#### [Given task]
Write out each entry, exactly the way it appears.

#### [Dataset records]
----
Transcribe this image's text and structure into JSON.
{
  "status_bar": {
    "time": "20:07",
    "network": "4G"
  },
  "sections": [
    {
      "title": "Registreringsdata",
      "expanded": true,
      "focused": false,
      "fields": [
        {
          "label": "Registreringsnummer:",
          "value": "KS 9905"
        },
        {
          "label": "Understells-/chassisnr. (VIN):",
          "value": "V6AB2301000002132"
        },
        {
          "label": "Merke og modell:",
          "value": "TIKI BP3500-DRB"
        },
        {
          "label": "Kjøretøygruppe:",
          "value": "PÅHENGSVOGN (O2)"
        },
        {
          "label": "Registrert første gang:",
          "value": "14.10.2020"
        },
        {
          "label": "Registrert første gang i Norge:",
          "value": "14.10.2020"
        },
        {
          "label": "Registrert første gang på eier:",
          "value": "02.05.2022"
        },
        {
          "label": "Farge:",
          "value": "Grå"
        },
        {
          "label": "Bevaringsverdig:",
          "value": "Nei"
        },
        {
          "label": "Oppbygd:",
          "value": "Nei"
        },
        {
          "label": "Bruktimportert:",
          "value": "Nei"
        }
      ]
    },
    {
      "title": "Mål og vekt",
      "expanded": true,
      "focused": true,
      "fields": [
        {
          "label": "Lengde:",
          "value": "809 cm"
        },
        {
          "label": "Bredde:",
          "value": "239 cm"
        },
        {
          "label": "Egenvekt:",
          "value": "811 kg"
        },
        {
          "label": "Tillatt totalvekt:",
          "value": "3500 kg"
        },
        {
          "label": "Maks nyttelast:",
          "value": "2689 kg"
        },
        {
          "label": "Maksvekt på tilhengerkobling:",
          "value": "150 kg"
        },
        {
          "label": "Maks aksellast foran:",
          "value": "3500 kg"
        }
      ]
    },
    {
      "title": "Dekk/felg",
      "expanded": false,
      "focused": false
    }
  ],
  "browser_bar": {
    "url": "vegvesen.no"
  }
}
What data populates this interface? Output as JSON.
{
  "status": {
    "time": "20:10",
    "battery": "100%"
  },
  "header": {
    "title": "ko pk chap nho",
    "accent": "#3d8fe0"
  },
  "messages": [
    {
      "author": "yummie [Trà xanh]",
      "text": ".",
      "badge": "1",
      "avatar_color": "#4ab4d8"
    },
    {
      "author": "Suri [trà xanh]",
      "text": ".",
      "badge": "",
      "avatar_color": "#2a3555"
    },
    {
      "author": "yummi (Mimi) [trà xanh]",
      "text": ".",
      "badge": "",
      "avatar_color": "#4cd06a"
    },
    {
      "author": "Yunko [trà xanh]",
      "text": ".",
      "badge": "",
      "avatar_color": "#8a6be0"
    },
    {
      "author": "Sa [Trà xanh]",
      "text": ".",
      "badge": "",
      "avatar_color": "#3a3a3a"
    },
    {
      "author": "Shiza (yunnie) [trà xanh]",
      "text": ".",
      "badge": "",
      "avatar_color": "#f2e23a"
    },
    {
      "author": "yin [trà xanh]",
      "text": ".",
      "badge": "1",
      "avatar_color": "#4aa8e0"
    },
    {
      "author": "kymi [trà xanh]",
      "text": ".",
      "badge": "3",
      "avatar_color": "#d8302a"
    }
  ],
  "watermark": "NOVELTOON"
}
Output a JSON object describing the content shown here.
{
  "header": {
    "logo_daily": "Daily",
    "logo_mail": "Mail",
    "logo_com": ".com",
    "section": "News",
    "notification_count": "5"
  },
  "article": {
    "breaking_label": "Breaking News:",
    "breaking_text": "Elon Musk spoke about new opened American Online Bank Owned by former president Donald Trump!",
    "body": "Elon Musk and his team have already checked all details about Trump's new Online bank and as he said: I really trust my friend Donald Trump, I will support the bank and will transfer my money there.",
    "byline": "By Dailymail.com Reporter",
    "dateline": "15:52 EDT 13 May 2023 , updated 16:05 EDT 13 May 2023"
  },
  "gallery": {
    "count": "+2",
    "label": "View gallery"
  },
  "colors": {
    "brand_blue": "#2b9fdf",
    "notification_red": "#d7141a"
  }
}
----
#### [Answer to the task]
Transcribe this image's text and structure into JSON.
{
  "status_bar": {
    "time": "20:07",
    "network": "4G"
  },
  "sections": [
    {
      "title": "Registreringsdata",
      "expanded": true,
      "focused": false,
      "fields": [
        {
          "label": "Registreringsnummer:",
          "value": "KS 9905"
        },
        {
          "label": "Understells-/chassisnr. (VIN):",
          "value": "V6AB2301000002132"
        },
        {
          "label": "Merke og modell:",
          "value": "TIKI BP3500-DRB"
        },
        {
          "label": "Kjøretøygruppe:",
          "value": "PÅHENGSVOGN (O2)"
        },
        {
          "label": "Registrert første gang:",
          "value": "14.10.2020"
        },
        {
          "label": "Registrert første gang i Norge:",
          "value": "14.10.2020"
        },
        {
          "label": "Registrert første gang på eier:",
          "value": "02.05.2022"
        },
        {
          "label": "Farge:",
          "value": "Grå"
        },
        {
          "label": "Bevaringsverdig:",
          "value": "Nei"
        },
        {
          "label": "Oppbygd:",
          "value": "Nei"
        },
        {
          "label": "Bruktimportert:",
          "value": "Nei"
        }
      ]
    },
    {
      "title": "Mål og vekt",
      "expanded": true,
      "focused": true,
      "fields": [
        {
          "label": "Lengde:",
          "value": "809 cm"
        },
        {
          "label": "Bredde:",
          "value": "239 cm"
        },
        {
          "label": "Egenvekt:",
          "value": "811 kg"
        },
        {
          "label": "Tillatt totalvekt:",
          "value": "3500 kg"
        },
        {
          "label": "Maks nyttelast:",
          "value": "2689 kg"
        },
        {
          "label": "Maksvekt på tilhengerkobling:",
          "value": "150 kg"
        },
        {
          "label": "Maks aksellast foran:",
          "value": "3500 kg"
        }
      ]
    },
    {
      "title": "Dekk/felg",
      "expanded": false,
      "focused": false
    }
  ],
  "browser_bar": {
    "url": "vegvesen.no"
  }
}
What data populates this interface? Output as JSON.
{
  "status": {
    "time": "20:10",
    "battery": "100%"
  },
  "header": {
    "title": "ko pk chap nho",
    "accent": "#3d8fe0"
  },
  "messages": [
    {
      "author": "yummie [Trà xanh]",
      "text": ".",
      "badge": "1",
      "avatar_color": "#4ab4d8"
    },
    {
      "author": "Suri [trà xanh]",
      "text": ".",
      "badge": "",
      "avatar_color": "#2a3555"
    },
    {
      "author": "yummi (Mimi) [trà xanh]",
      "text": ".",
      "badge": "",
      "avatar_color": "#4cd06a"
    },
    {
      "author": "Yunko [trà xanh]",
      "text": ".",
      "badge": "",
      "avatar_color": "#8a6be0"
    },
    {
      "author": "Sa [Trà xanh]",
      "text": ".",
      "badge": "",
      "avatar_color": "#3a3a3a"
    },
    {
      "author": "Shiza (yunnie) [trà xanh]",
      "text": ".",
      "badge": "",
      "avatar_color": "#f2e23a"
    },
    {
      "author": "yin [trà xanh]",
      "text": ".",
      "badge": "1",
      "avatar_color": "#4aa8e0"
    },
    {
      "author": "kymi [trà xanh]",
      "text": ".",
      "badge": "3",
      "avatar_color": "#d8302a"
    }
  ],
  "watermark": "NOVELTOON"
}
Output a JSON object describing the content shown here.
{
  "header": {
    "logo_daily": "Daily",
    "logo_mail": "Mail",
    "logo_com": ".com",
    "section": "News",
    "notification_count": "5"
  },
  "article": {
    "breaking_label": "Breaking News:",
    "breaking_text": "Elon Musk spoke about new opened American Online Bank Owned by former president Donald Trump!",
    "body": "Elon Musk and his team have already checked all details about Trump's new Online bank and as he said: I really trust my friend Donald Trump, I will support the bank and will transfer my money there.",
    "byline": "By Dailymail.com Reporter",
    "dateline": "15:52 EDT 13 May 2023 , updated 16:05 EDT 13 May 2023"
  },
  "gallery": {
    "count": "+2",
    "label": "View gallery"
  },
  "colors": {
    "brand_blue": "#2b9fdf",
    "notification_red": "#d7141a"
  }
}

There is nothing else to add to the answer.